> Short exercise
In the entries below, find the lines with the word "range" and copy them.

── Data shown ──

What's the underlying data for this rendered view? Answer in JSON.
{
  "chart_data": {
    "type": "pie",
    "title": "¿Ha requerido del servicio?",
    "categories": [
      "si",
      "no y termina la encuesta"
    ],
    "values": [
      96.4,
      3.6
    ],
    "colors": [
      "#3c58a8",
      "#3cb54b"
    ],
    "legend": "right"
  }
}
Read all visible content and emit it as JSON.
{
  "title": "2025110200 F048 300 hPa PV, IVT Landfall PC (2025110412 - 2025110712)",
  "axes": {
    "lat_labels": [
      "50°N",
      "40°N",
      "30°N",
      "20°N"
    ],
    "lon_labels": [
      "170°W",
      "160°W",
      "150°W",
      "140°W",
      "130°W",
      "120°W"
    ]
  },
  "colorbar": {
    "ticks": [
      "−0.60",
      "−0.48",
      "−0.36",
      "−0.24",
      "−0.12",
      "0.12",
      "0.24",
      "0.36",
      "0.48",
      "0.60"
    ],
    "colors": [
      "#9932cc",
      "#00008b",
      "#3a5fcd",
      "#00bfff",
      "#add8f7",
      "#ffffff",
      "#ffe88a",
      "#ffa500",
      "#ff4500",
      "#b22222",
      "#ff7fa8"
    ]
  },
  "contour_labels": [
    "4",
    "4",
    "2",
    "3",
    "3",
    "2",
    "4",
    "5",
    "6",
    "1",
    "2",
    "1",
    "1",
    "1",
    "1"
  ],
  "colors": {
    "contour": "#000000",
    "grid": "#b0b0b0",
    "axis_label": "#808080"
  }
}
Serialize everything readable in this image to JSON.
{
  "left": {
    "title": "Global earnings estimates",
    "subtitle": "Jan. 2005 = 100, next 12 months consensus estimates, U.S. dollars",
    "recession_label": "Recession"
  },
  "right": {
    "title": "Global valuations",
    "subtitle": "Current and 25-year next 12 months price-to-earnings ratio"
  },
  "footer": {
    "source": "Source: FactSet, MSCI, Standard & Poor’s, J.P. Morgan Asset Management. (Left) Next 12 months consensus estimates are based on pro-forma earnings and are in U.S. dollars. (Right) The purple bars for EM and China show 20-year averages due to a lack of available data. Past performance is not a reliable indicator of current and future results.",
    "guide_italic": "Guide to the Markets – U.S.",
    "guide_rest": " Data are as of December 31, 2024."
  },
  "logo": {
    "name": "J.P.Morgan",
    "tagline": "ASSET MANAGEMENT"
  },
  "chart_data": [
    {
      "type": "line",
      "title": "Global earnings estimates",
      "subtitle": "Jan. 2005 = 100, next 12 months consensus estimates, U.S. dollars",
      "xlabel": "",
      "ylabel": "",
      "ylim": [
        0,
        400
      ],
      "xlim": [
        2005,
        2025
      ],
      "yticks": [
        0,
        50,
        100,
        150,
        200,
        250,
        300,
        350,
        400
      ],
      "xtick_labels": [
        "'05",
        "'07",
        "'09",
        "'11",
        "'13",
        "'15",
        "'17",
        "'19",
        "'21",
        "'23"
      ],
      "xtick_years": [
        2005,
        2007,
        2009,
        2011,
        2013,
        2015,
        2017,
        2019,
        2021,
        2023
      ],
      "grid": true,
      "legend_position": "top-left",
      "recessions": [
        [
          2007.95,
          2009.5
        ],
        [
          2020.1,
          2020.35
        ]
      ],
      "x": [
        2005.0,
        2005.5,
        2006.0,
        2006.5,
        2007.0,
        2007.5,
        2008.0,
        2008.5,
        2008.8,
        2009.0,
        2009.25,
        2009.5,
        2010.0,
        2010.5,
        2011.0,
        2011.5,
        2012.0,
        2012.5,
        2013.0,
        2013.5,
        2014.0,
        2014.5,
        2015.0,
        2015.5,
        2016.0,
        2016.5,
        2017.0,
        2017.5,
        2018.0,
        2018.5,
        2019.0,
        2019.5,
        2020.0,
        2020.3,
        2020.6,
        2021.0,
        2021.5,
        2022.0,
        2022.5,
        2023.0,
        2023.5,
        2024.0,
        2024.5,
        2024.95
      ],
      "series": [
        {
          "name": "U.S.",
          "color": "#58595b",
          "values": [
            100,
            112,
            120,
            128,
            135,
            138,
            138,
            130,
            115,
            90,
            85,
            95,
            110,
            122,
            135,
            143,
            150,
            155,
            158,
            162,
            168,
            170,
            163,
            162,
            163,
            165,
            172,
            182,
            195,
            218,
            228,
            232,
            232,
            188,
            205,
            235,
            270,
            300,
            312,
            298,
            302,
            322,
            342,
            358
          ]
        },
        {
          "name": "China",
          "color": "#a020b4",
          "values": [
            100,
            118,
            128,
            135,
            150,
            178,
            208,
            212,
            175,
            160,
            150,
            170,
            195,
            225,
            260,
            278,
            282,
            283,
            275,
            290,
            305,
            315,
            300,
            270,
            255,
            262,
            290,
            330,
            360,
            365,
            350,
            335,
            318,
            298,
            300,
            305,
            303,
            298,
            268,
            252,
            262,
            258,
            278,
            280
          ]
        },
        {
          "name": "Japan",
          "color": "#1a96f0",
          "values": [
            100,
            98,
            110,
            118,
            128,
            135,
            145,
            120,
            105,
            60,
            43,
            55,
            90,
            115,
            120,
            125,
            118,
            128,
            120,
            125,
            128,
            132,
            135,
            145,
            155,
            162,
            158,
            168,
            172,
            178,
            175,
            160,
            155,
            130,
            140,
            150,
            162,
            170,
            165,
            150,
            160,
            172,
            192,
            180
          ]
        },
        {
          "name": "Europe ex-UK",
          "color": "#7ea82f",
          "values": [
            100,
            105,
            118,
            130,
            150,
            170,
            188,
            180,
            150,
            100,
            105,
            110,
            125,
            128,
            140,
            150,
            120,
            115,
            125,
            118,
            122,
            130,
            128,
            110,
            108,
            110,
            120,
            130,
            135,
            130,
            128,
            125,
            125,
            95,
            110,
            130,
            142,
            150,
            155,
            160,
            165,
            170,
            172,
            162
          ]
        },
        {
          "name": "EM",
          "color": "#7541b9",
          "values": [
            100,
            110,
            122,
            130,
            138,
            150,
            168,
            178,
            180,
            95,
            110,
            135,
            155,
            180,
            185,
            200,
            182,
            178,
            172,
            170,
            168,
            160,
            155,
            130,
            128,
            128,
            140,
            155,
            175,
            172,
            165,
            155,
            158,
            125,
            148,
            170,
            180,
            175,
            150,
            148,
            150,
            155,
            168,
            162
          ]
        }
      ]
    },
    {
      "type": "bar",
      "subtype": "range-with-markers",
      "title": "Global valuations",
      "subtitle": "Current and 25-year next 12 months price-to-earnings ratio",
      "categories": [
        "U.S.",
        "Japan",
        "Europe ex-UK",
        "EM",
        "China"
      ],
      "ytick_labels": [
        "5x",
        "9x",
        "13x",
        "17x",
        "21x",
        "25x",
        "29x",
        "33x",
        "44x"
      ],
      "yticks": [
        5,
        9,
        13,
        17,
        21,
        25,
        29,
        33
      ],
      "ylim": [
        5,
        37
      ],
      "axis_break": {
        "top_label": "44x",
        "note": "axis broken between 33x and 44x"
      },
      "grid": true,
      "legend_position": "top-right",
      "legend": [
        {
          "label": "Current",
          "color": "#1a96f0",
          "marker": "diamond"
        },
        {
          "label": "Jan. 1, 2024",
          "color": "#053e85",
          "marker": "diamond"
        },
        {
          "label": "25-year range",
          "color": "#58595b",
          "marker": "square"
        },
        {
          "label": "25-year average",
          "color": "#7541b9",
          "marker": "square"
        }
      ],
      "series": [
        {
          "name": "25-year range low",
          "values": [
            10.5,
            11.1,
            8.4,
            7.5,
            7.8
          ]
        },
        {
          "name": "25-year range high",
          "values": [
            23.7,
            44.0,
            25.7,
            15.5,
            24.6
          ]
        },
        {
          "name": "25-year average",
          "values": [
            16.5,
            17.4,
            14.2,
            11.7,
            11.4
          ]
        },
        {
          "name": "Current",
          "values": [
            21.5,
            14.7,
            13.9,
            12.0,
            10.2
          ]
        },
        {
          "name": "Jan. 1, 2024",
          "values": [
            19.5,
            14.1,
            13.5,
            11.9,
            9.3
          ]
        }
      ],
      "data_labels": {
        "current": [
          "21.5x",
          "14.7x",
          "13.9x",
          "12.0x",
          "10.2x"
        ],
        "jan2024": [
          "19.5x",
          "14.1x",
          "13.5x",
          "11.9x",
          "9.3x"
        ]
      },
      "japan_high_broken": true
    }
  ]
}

───

> Answer
      "subtype": "range-with-markers",
          "label": "25-year range",
          "name": "25-year range low",
          "name": "25-year range high",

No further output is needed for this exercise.